[Dataset listings of figures]
-- Begin --

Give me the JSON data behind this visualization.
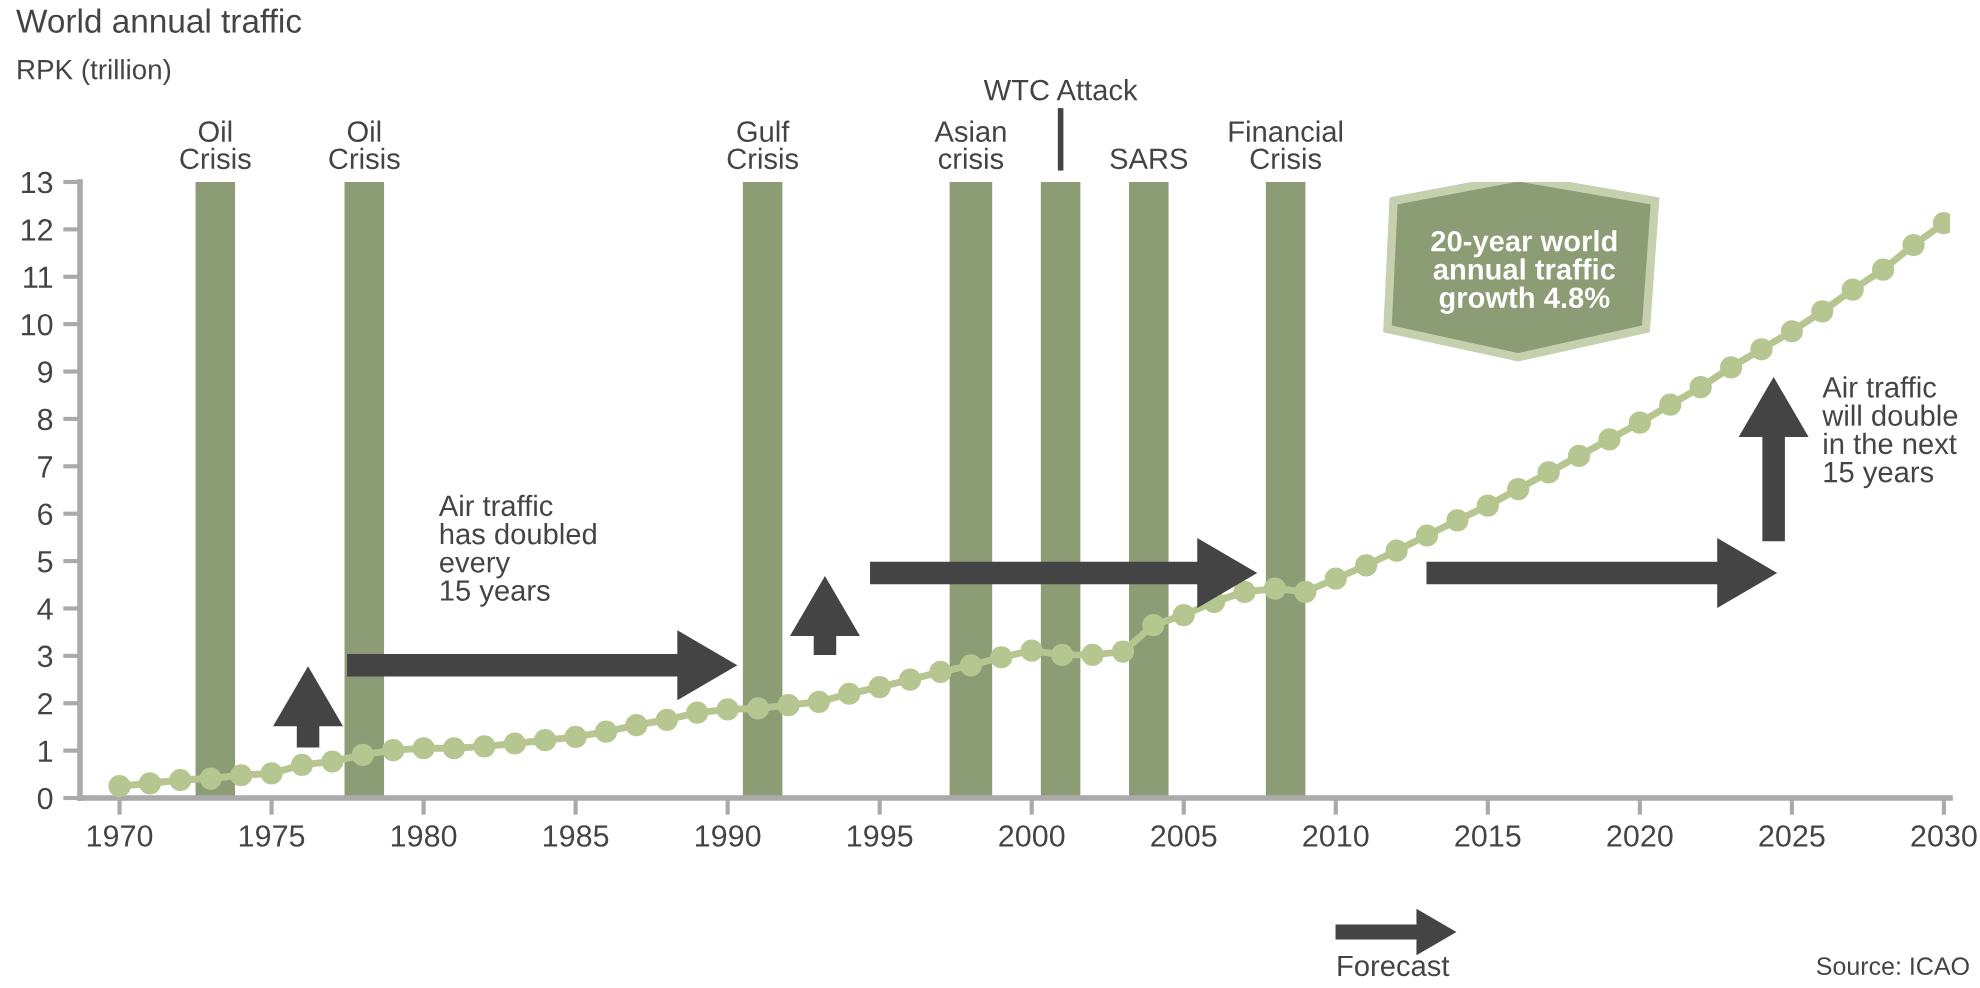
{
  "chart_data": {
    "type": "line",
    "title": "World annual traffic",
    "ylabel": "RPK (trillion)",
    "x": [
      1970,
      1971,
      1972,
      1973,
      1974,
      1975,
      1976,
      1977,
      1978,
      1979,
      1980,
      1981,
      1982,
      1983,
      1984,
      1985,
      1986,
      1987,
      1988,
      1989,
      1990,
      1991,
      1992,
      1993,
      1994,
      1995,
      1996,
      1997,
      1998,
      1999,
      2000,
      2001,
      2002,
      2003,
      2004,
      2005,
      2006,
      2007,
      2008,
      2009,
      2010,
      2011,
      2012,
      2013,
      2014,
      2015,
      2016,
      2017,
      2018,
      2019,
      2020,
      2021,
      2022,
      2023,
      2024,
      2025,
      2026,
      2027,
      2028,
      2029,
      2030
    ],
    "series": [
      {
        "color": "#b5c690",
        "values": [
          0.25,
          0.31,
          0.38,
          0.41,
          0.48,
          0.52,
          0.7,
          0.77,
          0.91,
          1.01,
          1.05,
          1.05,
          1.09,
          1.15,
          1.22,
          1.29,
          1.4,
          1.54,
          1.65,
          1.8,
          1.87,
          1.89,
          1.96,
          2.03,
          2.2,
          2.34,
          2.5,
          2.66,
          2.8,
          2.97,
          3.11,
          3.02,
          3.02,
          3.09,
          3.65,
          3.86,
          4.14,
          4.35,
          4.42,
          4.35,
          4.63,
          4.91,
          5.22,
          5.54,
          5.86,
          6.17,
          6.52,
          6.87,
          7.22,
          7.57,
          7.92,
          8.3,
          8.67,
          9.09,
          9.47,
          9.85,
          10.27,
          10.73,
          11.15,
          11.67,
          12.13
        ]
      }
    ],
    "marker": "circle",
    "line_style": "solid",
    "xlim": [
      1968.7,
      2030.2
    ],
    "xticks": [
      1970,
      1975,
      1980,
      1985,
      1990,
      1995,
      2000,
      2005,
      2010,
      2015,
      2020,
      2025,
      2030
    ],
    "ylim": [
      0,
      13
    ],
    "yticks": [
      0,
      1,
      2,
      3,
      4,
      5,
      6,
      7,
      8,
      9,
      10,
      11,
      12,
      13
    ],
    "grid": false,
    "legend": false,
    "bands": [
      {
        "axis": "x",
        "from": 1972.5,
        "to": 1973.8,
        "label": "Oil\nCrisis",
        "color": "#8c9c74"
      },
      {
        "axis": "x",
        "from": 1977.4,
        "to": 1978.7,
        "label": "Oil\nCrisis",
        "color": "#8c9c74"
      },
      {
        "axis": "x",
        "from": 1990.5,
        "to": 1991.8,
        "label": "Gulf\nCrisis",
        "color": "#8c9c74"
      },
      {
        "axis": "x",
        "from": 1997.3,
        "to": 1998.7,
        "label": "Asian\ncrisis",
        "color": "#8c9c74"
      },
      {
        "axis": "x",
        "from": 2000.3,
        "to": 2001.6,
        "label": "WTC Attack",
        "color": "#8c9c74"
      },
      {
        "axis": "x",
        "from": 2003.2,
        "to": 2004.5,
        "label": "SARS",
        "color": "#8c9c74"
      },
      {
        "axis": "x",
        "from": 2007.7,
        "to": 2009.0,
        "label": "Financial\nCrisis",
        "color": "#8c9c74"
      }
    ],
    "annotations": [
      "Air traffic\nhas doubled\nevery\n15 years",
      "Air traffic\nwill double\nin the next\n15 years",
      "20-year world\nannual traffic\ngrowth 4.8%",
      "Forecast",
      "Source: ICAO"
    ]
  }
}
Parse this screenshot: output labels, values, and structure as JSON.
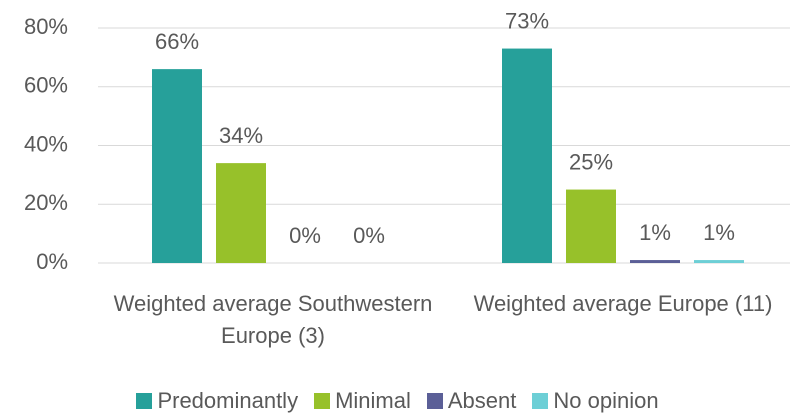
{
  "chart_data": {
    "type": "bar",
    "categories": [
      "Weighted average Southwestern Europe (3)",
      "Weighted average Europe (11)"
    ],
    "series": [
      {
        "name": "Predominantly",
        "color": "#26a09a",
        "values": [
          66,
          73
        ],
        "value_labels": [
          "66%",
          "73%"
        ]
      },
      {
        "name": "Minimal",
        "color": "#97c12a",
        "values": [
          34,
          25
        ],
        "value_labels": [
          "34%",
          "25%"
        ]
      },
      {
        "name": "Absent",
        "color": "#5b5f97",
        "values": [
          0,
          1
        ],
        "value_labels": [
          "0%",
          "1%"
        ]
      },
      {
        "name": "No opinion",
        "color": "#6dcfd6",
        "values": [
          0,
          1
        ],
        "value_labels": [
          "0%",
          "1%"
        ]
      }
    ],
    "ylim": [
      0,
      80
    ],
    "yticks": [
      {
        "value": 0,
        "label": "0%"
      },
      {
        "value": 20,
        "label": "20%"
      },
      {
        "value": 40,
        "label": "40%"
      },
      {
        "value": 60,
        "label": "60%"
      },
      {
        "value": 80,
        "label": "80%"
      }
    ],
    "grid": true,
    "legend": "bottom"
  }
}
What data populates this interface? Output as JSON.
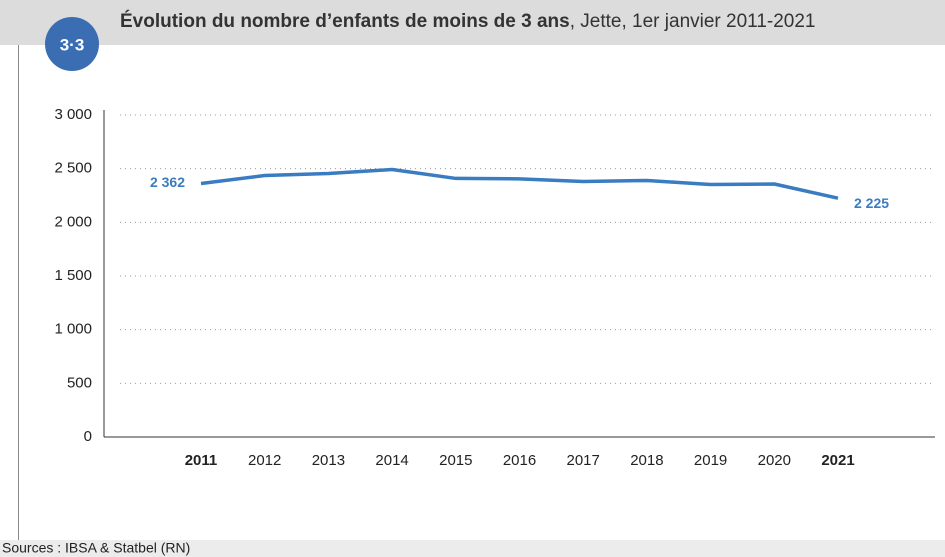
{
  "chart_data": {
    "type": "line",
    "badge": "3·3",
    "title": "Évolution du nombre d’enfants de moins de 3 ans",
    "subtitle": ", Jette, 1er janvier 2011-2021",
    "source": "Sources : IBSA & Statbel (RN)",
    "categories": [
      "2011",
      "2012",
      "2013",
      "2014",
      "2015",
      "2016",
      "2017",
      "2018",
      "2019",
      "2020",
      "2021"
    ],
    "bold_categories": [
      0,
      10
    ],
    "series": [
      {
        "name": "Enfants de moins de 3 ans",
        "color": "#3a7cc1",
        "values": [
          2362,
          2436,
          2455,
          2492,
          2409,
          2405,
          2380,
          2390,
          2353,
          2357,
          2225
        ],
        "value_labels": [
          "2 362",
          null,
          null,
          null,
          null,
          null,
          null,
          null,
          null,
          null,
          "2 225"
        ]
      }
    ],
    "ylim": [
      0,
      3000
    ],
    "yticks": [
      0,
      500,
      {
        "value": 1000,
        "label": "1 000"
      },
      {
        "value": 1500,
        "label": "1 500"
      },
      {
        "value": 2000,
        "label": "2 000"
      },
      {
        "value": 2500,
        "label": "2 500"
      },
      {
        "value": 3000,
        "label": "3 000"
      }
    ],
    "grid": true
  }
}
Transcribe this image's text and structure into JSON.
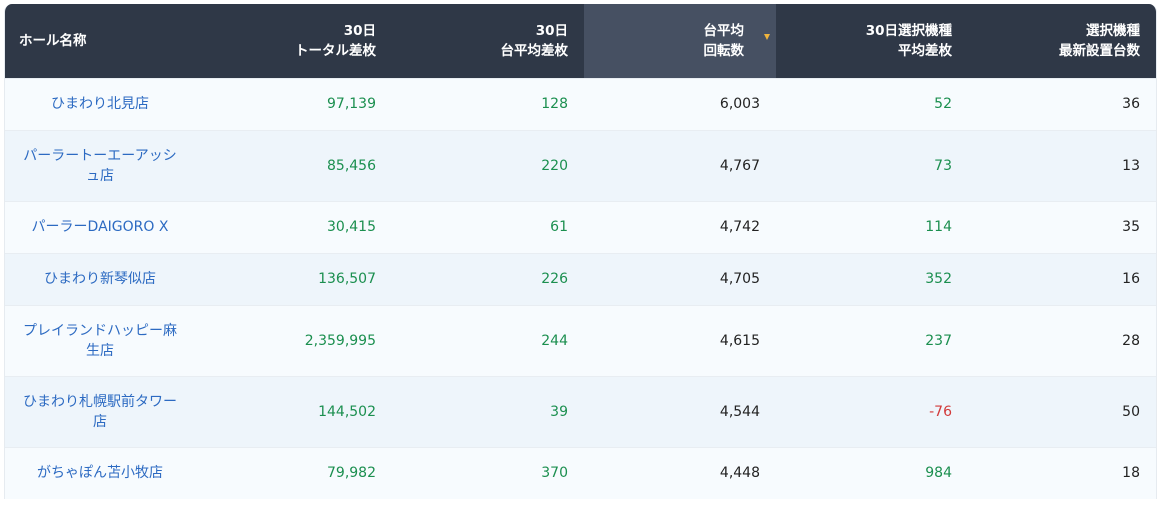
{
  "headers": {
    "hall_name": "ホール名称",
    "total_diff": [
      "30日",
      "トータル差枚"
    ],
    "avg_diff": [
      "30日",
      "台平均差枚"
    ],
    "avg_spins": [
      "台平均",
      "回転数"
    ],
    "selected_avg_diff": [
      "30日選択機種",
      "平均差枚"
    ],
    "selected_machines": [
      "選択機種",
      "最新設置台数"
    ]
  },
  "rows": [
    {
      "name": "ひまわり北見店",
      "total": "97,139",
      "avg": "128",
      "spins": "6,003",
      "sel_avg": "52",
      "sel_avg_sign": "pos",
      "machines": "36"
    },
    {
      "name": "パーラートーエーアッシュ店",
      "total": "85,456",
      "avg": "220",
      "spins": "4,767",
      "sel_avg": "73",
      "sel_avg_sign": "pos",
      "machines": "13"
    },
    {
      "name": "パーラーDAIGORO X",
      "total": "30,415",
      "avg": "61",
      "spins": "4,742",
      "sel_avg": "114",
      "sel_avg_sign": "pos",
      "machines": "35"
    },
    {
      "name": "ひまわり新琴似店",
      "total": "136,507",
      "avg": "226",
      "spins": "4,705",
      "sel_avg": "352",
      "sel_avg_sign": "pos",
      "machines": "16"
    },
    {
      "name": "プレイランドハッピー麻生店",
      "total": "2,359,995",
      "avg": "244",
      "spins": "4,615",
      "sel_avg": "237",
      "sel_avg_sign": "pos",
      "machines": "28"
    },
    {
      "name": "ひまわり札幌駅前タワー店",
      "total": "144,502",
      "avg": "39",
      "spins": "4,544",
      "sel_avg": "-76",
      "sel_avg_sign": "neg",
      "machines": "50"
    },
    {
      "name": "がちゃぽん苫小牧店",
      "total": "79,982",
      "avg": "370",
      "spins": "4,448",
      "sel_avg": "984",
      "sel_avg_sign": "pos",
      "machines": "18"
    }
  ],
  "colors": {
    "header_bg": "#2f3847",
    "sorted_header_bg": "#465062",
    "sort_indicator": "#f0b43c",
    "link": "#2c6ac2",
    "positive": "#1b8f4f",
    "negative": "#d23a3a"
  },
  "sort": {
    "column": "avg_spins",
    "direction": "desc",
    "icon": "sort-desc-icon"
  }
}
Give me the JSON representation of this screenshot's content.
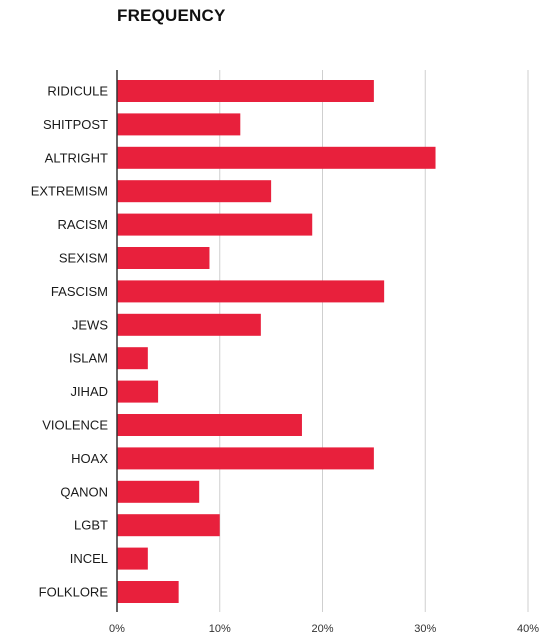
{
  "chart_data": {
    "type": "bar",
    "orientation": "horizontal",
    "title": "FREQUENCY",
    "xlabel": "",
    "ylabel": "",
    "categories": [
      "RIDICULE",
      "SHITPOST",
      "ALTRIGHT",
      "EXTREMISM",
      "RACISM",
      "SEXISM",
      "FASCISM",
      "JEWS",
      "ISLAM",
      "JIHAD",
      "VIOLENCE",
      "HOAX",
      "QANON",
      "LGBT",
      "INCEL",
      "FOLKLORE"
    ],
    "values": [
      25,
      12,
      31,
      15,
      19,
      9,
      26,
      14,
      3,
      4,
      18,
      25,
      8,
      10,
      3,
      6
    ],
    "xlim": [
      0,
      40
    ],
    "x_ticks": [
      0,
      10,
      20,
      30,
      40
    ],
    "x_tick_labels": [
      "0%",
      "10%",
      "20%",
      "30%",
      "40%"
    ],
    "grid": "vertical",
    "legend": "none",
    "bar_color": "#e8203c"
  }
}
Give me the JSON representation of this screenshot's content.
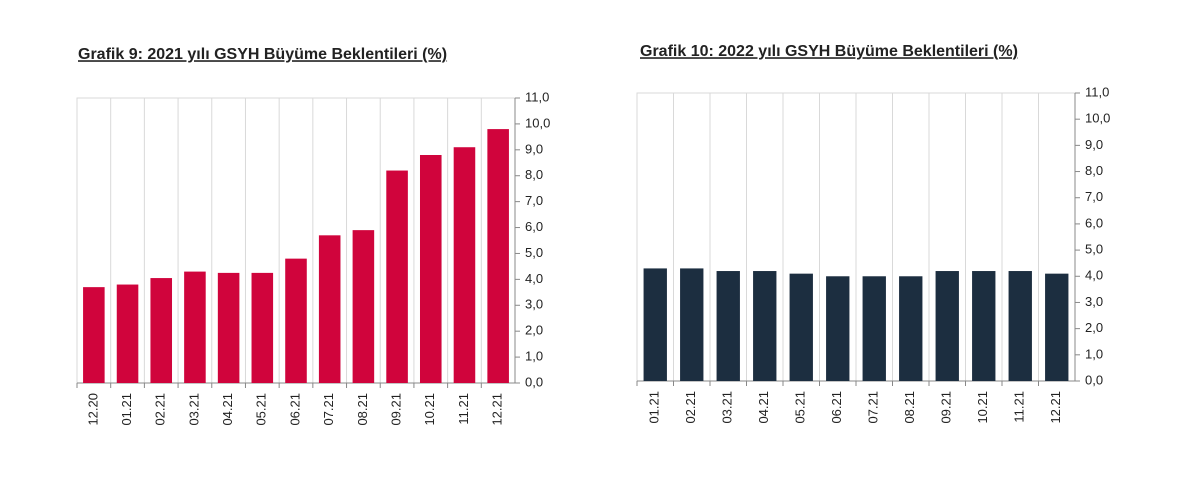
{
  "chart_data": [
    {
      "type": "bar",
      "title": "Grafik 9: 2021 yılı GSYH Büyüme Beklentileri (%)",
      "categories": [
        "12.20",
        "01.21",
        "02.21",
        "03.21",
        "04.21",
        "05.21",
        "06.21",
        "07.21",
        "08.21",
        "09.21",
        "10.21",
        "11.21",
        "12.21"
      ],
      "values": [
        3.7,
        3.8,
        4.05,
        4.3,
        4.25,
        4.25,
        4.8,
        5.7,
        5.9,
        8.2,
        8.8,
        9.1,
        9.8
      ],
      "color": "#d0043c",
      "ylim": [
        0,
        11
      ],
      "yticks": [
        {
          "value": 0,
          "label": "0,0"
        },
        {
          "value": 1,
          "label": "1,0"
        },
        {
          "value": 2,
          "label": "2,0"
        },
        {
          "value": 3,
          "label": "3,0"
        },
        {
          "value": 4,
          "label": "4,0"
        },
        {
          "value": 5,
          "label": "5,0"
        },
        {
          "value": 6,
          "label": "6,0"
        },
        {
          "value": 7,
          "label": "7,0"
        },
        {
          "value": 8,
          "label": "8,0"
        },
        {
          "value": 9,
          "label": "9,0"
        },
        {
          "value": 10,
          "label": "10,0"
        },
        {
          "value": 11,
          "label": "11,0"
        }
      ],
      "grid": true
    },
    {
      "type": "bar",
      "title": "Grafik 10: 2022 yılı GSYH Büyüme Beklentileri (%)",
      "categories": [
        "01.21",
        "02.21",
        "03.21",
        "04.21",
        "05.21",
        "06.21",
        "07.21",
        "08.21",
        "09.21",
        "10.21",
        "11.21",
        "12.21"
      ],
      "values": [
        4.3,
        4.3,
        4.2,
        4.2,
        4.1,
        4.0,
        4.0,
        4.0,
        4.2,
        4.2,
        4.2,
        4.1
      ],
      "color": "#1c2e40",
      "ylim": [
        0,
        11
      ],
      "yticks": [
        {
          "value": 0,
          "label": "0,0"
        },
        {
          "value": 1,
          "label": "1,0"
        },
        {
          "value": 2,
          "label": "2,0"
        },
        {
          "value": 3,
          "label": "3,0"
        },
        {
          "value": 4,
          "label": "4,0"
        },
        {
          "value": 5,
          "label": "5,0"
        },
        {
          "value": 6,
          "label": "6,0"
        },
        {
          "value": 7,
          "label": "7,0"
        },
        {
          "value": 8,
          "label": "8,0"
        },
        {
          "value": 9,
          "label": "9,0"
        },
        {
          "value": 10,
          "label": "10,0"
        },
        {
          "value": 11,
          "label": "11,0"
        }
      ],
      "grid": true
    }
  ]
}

-- End --

### Instructions to follow
Show all lines above holding "from".

### Output for this task
        "from": 1972.5,
        "from": 1977.4,
        "from": 1990.5,
        "from": 1997.3,
        "from": 2000.3,
        "from": 2003.2,
        "from": 2007.7,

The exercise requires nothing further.